• **TASK PROMPT**: Return each line of the records holding the string "Price".

• **MATERIAL TO PROCESS**:
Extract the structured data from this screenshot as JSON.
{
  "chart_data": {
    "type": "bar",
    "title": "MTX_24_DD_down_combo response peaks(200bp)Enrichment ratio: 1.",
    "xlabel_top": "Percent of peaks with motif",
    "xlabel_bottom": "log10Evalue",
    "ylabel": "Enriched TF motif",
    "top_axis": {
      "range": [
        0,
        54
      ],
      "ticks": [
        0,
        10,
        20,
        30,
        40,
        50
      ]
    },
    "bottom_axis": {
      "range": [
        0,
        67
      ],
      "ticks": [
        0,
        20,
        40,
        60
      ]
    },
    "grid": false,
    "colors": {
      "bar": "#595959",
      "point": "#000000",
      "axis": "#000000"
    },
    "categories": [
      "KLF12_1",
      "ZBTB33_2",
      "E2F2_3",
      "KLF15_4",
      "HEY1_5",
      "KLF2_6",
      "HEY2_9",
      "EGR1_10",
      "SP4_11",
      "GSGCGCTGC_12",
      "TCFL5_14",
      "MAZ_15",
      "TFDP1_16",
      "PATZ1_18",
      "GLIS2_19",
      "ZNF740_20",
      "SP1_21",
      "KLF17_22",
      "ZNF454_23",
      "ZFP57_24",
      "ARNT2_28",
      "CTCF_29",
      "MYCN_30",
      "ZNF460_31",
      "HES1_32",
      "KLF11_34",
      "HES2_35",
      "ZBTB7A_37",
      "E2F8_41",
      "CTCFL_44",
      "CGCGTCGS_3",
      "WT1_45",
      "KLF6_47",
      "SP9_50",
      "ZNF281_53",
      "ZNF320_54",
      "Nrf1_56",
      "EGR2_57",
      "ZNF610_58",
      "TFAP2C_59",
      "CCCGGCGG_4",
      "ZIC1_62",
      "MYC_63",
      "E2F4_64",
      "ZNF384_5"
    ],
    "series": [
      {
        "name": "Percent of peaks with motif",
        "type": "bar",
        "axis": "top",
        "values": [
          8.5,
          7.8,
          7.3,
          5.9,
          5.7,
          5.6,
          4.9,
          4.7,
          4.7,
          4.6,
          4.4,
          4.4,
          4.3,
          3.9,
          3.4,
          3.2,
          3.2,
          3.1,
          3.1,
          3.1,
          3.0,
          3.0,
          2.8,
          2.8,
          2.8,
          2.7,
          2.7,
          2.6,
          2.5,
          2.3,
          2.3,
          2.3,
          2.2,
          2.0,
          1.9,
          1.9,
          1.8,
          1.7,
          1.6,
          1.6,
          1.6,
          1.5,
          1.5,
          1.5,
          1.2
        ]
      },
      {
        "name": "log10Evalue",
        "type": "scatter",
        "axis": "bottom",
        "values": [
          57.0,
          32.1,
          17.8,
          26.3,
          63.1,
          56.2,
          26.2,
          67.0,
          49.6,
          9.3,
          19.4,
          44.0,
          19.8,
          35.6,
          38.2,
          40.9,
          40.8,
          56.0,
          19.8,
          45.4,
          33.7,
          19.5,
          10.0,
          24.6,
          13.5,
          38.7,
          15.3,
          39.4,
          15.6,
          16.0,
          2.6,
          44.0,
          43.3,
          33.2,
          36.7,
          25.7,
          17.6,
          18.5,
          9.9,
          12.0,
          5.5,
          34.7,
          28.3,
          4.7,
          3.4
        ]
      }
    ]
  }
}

==

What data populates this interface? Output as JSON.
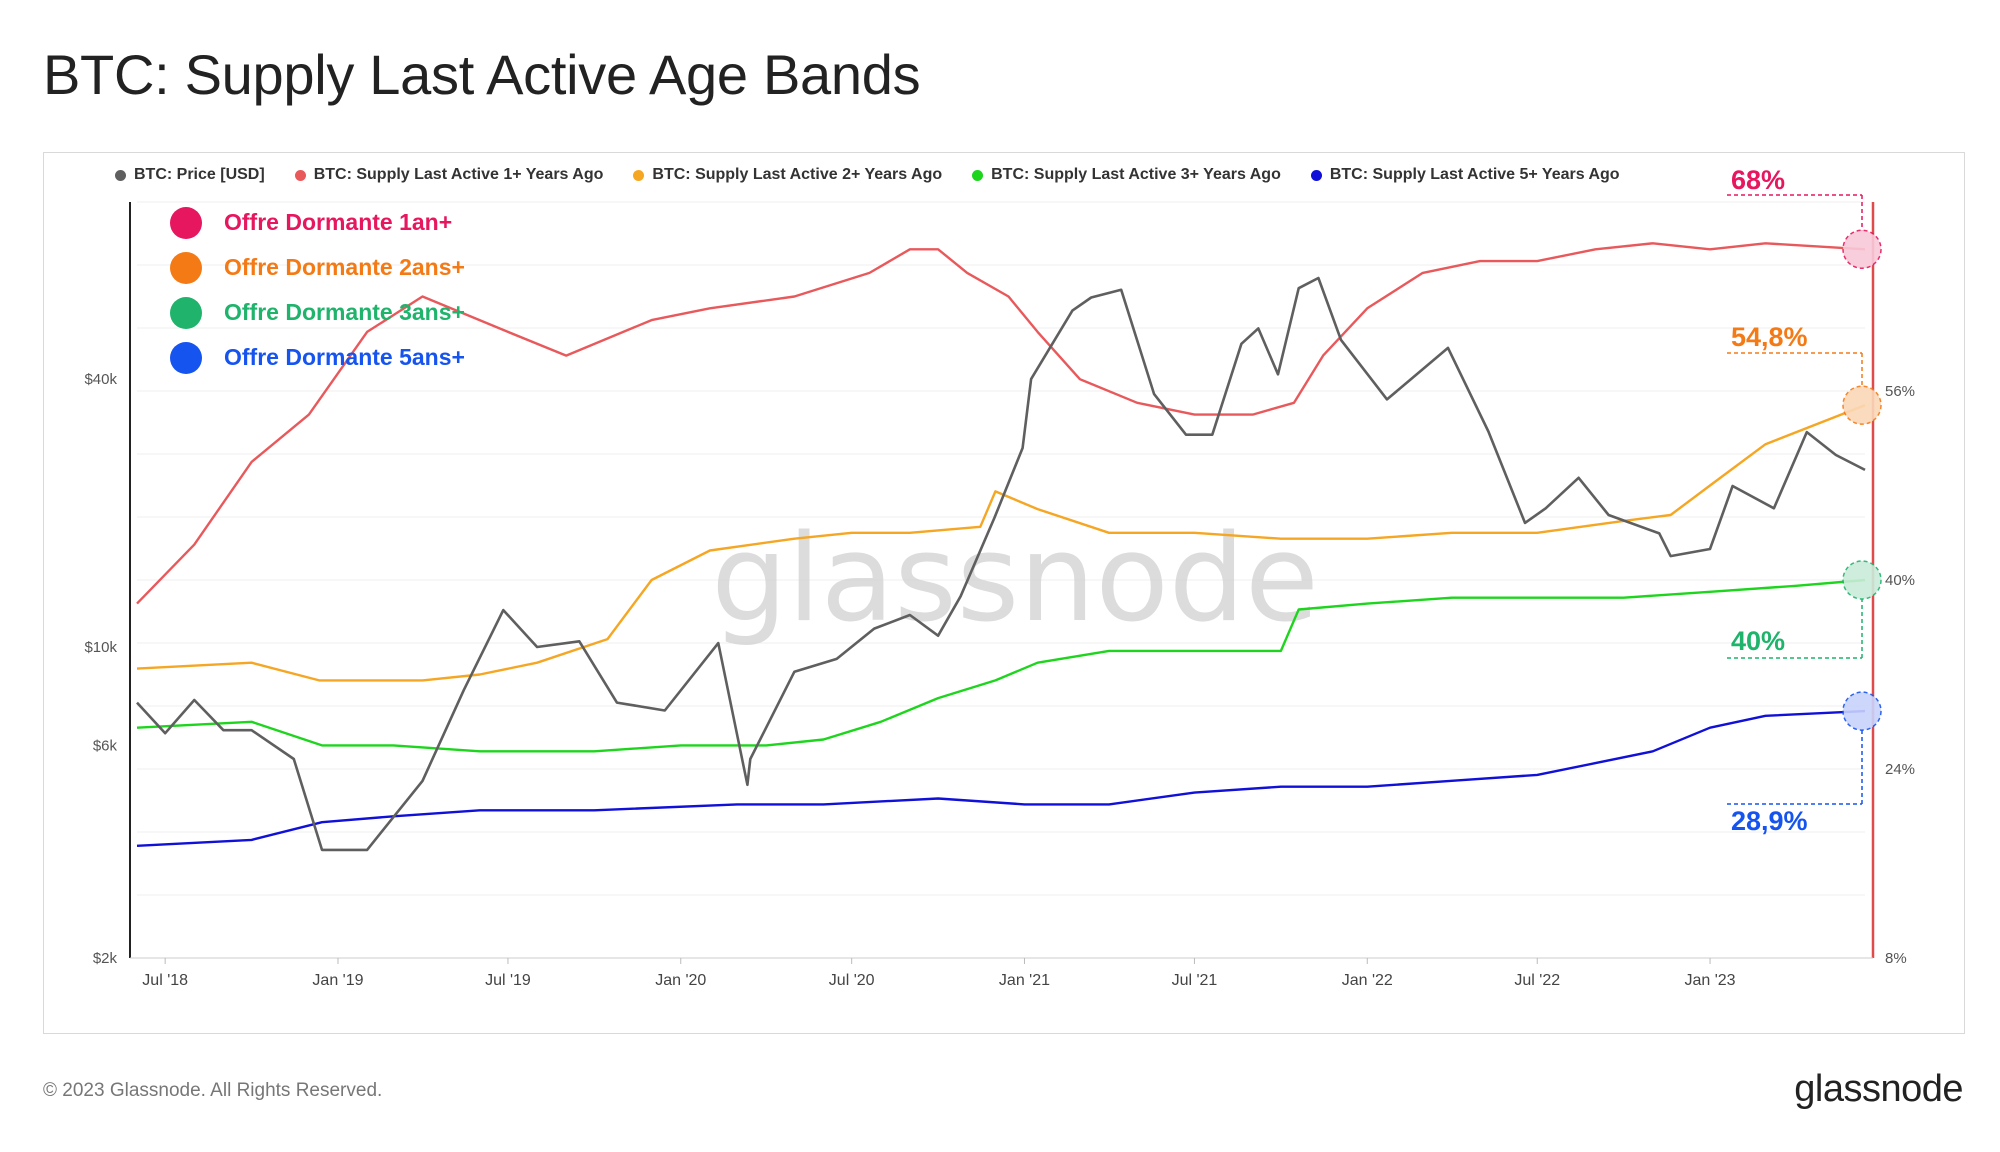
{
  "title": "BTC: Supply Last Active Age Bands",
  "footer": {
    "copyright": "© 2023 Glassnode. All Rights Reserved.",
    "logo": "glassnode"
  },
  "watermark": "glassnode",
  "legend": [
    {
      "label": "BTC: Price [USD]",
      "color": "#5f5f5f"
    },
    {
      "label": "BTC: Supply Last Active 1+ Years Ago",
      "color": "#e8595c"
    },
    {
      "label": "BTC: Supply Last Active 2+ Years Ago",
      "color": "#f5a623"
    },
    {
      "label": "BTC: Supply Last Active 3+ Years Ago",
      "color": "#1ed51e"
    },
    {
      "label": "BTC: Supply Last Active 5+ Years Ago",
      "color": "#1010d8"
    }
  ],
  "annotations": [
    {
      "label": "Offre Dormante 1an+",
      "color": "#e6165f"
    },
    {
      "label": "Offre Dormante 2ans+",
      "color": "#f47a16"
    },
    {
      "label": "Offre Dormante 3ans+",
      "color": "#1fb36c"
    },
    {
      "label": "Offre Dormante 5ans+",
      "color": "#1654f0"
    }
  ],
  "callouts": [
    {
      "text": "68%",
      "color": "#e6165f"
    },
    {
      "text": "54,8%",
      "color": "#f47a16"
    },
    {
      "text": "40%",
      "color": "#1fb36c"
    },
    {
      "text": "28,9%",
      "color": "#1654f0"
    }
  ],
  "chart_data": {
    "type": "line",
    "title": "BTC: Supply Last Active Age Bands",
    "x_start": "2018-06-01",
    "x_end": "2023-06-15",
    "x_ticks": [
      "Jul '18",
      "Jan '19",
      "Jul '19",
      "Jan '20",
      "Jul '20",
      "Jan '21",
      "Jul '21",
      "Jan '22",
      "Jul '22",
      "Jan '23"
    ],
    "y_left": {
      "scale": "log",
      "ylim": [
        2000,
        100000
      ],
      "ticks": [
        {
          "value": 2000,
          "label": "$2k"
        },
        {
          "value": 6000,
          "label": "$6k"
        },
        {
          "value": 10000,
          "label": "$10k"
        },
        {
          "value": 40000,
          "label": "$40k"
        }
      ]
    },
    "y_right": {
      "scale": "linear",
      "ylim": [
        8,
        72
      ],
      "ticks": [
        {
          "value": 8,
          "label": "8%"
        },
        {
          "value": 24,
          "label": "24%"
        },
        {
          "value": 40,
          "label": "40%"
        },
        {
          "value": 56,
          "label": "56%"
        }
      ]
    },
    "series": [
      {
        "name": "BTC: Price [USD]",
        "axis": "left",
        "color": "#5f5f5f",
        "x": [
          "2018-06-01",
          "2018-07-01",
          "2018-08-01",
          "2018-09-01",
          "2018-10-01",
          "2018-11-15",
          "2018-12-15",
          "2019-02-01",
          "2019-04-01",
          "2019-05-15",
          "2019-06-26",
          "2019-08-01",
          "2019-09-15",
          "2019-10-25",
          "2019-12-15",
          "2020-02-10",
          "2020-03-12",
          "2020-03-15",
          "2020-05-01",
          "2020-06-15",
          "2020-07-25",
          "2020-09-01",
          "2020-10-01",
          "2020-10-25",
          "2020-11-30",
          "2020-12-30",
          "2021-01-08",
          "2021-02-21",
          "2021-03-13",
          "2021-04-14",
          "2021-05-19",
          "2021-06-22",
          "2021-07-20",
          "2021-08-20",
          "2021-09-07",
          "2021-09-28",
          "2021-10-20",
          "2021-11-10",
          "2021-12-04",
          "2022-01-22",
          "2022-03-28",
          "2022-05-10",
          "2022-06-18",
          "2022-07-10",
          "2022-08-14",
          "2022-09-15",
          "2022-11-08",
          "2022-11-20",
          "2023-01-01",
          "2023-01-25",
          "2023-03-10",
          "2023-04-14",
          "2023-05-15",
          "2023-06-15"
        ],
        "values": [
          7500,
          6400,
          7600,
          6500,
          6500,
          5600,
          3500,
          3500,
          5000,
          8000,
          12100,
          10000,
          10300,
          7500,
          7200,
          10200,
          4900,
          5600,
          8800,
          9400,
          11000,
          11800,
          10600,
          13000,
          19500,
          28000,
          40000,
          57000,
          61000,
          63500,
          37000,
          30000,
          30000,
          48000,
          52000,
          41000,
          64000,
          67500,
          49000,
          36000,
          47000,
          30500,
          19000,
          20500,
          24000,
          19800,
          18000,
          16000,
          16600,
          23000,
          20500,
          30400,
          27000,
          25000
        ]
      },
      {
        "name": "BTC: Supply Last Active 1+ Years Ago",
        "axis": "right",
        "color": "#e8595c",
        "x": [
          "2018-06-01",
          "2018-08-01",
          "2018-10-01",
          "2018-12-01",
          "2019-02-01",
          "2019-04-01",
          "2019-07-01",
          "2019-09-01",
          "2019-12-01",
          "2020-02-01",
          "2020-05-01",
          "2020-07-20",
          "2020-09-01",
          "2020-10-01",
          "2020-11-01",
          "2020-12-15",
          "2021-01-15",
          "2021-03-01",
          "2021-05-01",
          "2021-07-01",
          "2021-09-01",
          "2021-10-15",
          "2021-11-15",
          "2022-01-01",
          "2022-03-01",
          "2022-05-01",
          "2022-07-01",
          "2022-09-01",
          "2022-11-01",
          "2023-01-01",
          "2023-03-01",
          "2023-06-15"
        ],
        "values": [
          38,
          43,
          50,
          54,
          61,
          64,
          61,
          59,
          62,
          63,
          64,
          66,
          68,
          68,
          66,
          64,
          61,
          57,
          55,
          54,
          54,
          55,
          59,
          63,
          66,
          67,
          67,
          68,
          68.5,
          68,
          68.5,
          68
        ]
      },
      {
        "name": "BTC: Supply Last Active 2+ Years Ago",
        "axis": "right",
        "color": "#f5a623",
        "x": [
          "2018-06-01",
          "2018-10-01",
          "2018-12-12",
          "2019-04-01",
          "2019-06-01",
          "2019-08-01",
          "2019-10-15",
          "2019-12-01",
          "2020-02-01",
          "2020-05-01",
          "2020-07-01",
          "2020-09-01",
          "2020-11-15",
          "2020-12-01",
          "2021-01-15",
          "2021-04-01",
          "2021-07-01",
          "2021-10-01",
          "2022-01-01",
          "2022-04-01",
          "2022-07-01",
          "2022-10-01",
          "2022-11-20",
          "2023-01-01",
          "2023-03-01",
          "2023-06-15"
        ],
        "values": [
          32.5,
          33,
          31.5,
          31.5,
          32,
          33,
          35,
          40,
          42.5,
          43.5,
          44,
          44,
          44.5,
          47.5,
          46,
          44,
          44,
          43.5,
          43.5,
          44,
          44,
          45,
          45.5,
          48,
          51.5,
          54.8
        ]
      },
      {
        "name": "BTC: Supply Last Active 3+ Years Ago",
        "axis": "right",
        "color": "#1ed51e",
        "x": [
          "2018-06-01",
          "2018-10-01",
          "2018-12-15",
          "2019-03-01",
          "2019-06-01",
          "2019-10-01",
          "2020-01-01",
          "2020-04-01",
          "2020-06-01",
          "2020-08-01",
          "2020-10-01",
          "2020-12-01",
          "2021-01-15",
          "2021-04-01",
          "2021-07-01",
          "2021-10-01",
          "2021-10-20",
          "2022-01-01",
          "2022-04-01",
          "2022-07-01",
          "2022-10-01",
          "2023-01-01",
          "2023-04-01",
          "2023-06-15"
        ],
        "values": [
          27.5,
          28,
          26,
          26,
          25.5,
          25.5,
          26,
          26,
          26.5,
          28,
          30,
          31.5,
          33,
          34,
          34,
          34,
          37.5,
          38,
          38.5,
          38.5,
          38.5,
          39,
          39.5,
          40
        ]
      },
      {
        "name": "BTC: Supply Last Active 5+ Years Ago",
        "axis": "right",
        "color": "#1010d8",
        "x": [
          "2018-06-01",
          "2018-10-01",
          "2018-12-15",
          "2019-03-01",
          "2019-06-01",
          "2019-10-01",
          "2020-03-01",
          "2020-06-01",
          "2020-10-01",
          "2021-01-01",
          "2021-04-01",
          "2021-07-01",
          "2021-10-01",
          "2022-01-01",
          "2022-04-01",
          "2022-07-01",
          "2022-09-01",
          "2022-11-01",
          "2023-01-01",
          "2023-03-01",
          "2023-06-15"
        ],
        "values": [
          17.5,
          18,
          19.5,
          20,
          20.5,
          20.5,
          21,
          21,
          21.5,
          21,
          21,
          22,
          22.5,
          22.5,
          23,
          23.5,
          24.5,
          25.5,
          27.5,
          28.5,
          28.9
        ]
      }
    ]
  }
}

• **WRITTEN RESPONSE**:
      "label": "BTC: Price [USD]",
        "name": "BTC: Price [USD]",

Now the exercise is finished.